▶ Task:
Your answer must consist solely of the number of lines that contain the word "уведомлений".

::: Records for the exercise :::

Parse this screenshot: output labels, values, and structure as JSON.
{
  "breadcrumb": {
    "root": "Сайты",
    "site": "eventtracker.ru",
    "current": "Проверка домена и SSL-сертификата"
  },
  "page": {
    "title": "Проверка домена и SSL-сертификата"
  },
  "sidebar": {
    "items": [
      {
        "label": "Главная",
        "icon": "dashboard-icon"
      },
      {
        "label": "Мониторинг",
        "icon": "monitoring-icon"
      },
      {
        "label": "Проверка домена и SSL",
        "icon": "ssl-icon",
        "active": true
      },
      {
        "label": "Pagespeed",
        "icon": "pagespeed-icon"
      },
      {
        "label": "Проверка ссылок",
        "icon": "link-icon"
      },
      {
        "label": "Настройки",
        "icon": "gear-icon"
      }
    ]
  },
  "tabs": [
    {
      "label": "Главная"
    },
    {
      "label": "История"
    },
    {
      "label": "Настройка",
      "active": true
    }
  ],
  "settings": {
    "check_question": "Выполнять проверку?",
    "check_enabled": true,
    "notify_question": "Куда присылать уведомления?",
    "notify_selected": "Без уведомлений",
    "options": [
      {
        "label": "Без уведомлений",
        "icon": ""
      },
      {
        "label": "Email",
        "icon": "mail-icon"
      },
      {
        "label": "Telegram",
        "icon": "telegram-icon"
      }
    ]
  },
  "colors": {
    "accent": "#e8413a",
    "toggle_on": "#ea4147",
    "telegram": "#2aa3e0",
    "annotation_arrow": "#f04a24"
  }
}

:::

▶ Answer to this exercise:
2